[Data tied to figure images]

----

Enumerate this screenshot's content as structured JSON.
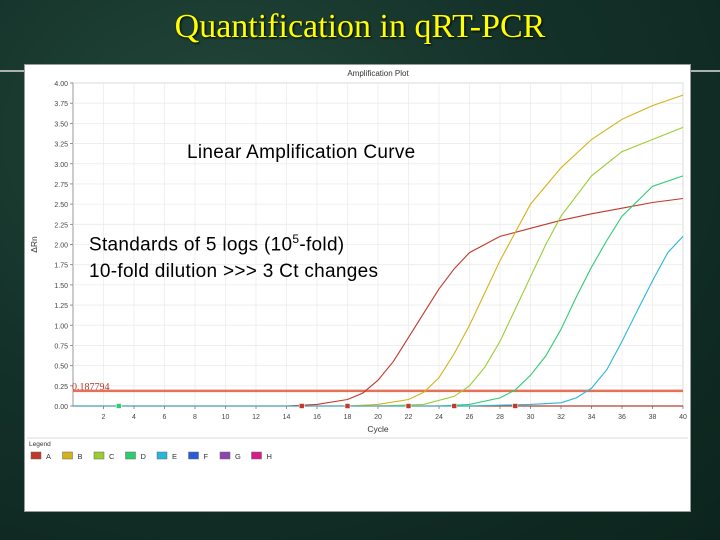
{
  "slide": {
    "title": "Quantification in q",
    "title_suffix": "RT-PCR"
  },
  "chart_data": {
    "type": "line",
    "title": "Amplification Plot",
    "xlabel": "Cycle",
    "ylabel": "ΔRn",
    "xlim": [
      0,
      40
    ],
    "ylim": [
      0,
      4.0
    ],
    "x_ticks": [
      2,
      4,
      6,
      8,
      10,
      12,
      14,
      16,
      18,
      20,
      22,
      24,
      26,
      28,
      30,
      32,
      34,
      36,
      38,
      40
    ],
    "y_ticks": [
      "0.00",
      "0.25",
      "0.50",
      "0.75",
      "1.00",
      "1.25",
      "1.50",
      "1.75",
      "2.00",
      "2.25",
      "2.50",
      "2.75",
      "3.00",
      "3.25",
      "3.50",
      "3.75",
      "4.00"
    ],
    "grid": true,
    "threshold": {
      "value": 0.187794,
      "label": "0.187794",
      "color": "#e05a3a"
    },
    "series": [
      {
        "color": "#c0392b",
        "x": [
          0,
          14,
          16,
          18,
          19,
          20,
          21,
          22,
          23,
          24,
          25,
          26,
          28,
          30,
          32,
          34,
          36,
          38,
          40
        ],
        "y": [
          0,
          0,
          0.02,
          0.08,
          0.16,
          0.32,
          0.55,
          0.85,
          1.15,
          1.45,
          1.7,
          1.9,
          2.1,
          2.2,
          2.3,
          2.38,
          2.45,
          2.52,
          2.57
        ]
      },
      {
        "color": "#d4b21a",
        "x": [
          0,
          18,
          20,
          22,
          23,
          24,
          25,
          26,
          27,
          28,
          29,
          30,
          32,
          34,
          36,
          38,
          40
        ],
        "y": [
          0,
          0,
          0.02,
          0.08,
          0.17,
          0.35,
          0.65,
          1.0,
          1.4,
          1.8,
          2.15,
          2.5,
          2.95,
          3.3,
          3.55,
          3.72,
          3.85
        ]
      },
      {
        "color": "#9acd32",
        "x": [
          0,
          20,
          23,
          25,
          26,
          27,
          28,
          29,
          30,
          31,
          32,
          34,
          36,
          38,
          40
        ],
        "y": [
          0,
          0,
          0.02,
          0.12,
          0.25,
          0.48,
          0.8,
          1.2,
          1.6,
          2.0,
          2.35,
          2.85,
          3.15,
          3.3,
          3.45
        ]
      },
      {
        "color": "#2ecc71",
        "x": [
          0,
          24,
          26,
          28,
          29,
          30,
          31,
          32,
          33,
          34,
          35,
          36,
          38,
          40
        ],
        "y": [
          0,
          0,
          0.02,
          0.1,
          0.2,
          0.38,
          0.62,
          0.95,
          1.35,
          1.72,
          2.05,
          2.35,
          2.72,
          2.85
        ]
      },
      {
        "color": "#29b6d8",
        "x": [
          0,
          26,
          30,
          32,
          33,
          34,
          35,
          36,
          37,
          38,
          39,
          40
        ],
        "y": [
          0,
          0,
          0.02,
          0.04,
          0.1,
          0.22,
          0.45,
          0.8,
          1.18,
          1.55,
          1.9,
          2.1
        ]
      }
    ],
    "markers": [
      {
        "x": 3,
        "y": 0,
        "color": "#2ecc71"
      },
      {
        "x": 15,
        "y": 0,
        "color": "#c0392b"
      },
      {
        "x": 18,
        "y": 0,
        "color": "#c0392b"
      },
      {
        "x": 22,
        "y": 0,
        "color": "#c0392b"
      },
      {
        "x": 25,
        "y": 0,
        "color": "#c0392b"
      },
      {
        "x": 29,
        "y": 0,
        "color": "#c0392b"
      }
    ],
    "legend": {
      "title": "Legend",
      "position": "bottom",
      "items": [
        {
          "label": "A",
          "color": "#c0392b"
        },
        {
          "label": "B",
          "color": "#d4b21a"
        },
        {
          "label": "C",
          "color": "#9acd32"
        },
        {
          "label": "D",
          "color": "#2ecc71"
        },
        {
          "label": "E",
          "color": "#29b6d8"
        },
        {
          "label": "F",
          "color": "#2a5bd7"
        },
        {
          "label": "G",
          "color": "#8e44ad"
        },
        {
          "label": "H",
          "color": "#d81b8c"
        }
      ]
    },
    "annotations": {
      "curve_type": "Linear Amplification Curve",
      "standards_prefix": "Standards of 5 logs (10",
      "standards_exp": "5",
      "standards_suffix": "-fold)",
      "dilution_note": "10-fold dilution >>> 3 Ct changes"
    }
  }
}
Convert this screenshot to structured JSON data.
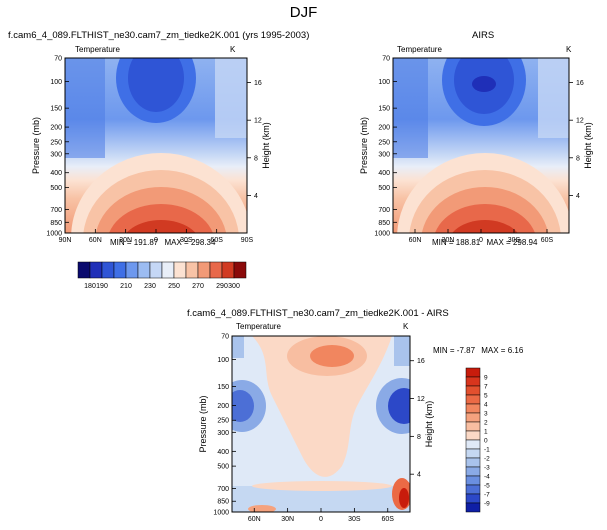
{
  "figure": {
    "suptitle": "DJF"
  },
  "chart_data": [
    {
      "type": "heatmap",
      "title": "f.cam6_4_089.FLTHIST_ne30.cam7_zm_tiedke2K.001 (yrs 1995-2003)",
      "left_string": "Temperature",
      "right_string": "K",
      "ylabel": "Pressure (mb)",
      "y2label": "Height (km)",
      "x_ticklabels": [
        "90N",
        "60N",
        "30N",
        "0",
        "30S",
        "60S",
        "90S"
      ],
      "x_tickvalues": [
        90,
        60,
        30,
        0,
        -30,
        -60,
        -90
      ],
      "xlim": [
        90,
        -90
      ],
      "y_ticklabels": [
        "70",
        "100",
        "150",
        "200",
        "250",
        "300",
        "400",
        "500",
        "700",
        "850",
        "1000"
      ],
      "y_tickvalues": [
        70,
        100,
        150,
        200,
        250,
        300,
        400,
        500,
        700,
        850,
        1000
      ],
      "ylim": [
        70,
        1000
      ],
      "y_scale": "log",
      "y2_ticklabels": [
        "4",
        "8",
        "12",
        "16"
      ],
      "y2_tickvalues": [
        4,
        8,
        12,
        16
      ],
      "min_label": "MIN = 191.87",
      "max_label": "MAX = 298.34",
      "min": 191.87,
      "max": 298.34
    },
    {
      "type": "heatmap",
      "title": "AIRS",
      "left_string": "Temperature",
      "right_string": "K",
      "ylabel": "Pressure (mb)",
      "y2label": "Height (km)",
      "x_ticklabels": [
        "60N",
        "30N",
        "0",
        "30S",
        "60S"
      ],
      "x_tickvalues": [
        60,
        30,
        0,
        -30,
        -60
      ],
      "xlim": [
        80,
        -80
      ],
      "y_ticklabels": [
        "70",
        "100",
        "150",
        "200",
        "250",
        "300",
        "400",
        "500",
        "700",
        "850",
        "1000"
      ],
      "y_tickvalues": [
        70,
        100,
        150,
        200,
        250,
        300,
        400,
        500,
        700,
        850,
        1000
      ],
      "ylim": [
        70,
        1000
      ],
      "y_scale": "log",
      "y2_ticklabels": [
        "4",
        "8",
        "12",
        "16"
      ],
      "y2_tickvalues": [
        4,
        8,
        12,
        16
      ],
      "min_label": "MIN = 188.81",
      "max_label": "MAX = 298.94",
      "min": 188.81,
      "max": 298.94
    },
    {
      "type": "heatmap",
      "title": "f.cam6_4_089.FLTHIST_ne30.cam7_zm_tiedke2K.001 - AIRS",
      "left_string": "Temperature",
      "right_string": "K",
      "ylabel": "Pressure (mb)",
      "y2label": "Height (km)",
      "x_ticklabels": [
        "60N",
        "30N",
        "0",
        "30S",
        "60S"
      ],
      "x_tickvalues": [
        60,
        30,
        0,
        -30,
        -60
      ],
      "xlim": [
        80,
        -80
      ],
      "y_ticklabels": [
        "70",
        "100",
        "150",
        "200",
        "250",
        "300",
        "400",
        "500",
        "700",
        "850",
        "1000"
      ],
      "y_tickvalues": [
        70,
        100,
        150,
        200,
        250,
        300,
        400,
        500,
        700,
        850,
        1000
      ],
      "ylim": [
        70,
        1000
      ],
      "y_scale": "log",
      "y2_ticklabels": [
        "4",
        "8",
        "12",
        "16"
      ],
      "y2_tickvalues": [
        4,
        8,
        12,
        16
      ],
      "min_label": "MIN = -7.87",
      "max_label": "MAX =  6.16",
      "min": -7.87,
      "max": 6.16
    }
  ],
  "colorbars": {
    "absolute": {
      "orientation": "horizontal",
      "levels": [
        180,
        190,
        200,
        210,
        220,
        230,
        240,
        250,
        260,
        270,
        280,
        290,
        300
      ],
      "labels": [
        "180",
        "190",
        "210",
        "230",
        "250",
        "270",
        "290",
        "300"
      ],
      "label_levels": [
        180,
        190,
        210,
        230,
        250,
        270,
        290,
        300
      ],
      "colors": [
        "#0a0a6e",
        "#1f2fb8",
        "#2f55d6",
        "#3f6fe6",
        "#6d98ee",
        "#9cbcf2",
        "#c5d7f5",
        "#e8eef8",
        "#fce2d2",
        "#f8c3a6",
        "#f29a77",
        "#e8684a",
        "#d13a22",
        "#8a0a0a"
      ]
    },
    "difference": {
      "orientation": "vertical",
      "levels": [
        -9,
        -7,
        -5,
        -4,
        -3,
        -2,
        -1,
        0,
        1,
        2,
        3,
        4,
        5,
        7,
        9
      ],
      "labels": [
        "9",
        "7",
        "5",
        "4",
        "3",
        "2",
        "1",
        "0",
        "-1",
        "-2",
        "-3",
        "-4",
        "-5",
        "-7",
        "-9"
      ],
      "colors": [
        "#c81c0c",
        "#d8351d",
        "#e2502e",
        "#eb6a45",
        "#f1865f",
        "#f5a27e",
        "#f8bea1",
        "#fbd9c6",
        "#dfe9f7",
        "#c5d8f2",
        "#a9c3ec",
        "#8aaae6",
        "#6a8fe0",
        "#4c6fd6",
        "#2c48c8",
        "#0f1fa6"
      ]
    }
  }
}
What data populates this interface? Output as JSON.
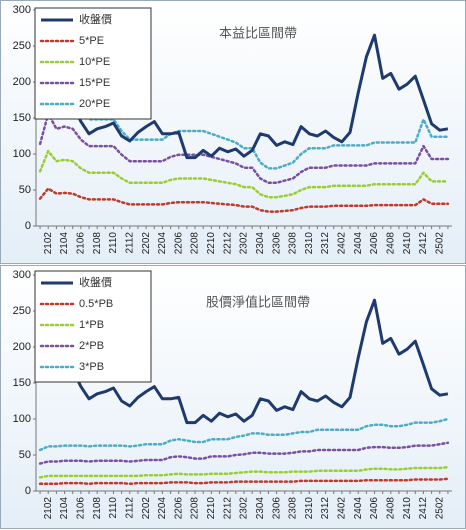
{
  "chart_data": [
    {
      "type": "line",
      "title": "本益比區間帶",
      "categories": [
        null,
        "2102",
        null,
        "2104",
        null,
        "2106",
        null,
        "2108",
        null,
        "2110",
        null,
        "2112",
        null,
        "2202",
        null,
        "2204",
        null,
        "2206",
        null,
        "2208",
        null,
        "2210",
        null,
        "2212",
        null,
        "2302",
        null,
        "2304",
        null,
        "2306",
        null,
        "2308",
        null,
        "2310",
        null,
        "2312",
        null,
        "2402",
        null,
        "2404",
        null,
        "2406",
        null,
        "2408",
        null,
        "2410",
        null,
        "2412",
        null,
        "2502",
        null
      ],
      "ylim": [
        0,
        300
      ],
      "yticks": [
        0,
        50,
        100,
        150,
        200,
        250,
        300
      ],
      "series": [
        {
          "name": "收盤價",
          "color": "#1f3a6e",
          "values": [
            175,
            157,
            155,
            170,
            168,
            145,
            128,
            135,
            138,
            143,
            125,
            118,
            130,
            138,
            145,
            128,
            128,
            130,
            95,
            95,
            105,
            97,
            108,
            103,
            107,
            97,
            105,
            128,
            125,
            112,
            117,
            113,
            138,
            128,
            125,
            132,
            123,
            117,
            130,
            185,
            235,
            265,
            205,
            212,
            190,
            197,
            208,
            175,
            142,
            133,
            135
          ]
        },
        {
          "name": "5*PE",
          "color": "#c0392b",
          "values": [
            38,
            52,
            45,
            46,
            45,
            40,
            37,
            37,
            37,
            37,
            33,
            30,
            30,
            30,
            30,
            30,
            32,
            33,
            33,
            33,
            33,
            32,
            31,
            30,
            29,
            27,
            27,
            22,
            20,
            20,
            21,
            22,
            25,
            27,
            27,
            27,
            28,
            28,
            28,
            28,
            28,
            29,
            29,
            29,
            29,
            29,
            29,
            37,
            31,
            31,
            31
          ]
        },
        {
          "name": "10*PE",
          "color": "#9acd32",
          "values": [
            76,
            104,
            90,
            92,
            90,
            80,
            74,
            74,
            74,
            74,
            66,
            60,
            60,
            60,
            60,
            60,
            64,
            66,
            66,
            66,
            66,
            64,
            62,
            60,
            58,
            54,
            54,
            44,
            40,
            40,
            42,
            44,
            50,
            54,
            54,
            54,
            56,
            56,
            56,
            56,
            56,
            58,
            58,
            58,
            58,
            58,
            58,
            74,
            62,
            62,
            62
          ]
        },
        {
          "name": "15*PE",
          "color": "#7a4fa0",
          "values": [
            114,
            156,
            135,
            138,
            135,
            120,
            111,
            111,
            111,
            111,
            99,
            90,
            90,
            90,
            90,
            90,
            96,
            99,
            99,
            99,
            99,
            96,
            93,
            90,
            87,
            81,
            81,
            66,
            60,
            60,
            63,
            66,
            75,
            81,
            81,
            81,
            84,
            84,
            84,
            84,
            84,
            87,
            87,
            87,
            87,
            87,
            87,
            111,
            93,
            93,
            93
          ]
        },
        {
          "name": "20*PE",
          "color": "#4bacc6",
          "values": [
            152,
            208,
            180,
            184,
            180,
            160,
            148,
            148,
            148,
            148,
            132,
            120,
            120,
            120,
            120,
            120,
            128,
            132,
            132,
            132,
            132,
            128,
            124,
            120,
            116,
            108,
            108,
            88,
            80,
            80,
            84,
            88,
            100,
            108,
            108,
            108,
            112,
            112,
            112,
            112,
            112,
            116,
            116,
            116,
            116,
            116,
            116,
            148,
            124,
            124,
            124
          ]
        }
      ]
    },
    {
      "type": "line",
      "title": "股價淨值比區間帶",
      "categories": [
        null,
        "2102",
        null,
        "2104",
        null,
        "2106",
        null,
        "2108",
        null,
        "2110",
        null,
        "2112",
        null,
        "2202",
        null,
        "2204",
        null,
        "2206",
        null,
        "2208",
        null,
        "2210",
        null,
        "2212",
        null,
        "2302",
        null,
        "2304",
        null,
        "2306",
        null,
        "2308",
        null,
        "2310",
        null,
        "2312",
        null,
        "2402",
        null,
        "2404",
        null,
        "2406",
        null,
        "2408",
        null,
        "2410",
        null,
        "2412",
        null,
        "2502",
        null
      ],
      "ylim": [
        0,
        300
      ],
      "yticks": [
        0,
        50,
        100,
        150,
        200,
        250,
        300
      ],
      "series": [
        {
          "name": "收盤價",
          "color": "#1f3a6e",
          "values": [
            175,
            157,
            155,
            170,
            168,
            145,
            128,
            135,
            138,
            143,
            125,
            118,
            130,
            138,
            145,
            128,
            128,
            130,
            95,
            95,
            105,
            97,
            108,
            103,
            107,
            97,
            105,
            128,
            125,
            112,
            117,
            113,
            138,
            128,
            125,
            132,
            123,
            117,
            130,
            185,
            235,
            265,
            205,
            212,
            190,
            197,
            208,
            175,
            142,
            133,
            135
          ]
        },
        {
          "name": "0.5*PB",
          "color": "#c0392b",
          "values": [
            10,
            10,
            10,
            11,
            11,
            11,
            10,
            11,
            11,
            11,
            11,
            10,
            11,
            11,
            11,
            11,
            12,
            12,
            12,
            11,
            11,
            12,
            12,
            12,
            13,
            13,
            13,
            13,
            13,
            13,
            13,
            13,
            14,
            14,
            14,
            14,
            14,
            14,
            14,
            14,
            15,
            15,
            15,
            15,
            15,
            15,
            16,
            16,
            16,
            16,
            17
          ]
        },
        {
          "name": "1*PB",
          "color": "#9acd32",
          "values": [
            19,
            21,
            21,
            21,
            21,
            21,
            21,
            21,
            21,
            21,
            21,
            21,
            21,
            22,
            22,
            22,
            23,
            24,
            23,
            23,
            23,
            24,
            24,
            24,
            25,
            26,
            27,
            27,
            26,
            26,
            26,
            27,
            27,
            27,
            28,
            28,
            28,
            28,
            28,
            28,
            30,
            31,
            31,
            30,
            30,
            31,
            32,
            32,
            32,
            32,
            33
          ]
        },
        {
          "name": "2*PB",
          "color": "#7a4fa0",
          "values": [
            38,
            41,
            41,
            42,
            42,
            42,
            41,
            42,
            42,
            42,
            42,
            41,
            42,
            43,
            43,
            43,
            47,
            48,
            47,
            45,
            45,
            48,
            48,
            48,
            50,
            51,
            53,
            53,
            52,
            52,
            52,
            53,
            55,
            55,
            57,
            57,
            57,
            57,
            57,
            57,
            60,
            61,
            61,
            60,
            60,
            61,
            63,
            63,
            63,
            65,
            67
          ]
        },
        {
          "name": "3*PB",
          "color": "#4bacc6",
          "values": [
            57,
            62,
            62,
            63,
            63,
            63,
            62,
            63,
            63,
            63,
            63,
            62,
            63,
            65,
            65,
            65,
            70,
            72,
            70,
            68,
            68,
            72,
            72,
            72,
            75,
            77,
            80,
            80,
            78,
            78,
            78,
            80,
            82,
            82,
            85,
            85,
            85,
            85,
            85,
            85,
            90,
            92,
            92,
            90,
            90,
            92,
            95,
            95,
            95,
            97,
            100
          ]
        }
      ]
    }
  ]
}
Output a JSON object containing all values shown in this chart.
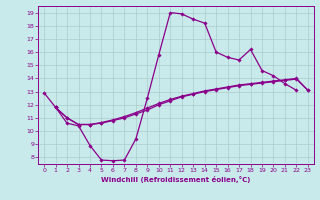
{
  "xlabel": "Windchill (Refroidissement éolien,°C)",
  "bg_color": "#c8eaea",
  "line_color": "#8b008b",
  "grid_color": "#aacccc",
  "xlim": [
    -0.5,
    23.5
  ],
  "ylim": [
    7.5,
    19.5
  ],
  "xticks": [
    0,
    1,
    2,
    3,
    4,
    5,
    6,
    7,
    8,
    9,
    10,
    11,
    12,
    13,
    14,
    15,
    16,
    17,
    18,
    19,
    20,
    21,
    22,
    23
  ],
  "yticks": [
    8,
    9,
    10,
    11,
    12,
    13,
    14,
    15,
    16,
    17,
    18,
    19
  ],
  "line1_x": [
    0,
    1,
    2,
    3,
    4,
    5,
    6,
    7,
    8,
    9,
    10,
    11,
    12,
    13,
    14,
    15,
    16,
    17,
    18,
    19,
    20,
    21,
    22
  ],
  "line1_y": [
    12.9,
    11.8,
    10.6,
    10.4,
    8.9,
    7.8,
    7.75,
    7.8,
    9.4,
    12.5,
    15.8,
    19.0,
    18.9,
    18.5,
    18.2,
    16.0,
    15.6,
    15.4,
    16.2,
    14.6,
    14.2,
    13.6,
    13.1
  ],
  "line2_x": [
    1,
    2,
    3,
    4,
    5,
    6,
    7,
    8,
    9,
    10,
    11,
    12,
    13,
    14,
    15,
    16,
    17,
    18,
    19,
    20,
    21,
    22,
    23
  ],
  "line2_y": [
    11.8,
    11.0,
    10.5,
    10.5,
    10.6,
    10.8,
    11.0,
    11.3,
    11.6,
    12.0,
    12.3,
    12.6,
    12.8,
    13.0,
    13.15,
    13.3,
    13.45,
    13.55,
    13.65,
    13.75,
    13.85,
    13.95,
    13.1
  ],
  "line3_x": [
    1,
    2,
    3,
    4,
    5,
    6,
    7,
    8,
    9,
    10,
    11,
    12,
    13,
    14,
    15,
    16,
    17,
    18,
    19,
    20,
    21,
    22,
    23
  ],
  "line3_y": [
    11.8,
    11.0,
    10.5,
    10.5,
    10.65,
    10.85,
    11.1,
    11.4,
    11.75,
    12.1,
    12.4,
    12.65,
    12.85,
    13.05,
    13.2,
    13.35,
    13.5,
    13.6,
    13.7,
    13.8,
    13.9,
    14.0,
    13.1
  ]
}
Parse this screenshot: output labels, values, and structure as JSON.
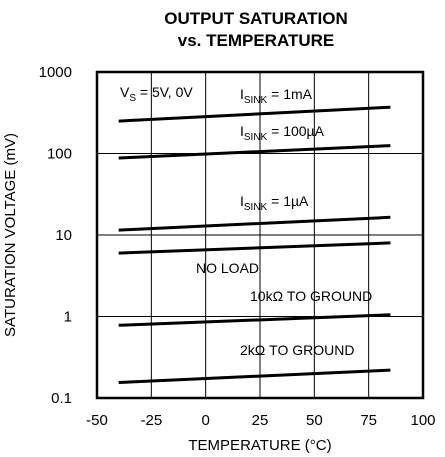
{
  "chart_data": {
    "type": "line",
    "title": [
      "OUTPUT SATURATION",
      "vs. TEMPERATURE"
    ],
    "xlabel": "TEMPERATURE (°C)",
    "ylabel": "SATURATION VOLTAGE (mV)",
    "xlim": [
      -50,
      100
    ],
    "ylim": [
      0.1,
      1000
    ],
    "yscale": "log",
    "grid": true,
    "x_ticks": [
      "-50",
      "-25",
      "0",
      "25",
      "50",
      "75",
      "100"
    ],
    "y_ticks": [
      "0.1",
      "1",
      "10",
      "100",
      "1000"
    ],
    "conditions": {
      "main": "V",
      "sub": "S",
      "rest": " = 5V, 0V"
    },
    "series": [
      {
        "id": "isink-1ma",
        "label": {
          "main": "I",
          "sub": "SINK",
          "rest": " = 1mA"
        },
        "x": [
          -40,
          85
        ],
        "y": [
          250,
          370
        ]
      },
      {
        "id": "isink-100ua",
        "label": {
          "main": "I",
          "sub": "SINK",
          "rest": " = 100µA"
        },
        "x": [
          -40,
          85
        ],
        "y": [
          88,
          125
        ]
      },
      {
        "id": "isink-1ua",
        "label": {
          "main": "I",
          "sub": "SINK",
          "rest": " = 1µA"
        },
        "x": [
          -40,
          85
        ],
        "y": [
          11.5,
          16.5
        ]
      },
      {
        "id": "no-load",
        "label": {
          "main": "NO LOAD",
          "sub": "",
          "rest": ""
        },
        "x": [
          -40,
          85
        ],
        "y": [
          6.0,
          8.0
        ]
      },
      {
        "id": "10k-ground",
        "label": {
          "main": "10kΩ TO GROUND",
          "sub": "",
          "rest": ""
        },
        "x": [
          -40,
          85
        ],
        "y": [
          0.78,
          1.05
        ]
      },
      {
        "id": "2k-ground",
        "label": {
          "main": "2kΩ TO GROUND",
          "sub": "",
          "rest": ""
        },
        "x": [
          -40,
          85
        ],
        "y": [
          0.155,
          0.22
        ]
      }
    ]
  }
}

----

◆ **Directions**:
Take every line containing the word "Amplification" and copy it.

◆ **Correct output**:
    "title": "Amplification Plot",
      "curve_type": "Linear Amplification Curve",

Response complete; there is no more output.